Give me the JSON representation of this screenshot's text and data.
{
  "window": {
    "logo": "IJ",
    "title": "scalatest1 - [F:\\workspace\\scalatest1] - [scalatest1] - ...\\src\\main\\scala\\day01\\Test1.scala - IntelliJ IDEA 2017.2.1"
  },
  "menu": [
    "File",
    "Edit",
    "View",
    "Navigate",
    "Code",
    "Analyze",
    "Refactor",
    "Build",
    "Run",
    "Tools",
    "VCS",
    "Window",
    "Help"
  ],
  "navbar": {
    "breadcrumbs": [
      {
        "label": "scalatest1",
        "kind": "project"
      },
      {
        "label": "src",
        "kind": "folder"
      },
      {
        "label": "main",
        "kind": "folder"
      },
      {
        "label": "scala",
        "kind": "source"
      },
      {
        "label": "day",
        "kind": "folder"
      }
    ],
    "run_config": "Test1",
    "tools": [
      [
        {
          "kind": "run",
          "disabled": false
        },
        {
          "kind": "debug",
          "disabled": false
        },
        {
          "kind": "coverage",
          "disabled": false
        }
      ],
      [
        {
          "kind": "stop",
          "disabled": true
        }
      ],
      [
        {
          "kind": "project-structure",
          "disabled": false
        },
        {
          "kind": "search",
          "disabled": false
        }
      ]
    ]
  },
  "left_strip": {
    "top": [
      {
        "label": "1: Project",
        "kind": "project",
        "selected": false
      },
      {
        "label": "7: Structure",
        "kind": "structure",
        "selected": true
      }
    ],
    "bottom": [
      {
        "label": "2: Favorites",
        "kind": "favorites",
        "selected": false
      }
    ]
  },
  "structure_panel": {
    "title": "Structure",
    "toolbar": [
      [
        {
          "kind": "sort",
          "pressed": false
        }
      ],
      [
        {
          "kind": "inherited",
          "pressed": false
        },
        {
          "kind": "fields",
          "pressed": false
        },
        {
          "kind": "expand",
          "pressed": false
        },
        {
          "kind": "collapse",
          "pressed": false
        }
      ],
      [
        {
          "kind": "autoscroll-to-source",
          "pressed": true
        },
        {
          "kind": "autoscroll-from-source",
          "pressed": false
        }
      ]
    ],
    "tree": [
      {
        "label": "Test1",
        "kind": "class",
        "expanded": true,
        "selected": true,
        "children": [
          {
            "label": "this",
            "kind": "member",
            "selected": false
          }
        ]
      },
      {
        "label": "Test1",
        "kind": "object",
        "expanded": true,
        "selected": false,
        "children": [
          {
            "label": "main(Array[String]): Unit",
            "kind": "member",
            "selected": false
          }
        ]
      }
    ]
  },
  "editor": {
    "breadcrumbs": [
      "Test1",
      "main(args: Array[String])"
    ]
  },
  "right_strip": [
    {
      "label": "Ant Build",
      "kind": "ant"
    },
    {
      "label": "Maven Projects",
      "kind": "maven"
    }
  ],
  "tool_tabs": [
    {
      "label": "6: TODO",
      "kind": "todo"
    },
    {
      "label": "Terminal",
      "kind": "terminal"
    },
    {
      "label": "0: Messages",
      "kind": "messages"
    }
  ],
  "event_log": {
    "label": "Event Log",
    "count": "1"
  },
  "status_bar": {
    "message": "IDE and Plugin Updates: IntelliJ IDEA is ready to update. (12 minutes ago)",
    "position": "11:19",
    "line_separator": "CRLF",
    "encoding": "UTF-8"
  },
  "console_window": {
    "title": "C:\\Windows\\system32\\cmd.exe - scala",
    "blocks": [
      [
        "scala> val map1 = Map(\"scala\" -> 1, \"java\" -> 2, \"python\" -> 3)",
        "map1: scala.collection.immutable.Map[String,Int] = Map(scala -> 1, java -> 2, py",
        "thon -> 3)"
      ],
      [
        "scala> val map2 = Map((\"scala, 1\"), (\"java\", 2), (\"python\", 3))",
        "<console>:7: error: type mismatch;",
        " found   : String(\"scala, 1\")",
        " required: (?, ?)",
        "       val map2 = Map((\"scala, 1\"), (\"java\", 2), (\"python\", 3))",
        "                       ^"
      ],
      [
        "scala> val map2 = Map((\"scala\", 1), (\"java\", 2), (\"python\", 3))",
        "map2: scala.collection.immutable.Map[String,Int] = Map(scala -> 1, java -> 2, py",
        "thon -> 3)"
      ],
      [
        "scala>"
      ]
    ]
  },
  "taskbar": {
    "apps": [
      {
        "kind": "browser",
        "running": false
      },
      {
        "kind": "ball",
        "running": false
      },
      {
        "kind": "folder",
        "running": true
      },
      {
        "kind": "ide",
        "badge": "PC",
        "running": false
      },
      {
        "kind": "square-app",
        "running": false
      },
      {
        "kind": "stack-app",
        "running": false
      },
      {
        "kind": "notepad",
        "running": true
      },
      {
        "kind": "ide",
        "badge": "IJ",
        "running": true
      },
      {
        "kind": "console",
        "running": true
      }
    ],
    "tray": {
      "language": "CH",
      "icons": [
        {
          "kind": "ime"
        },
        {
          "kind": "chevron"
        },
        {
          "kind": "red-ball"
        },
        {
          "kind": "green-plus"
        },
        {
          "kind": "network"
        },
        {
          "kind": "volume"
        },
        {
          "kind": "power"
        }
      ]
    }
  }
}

______________________________

TASK PROMPT: Work out the number of lines above that include the string "java" and write only that number.

EXERCISE OUTPUT: 6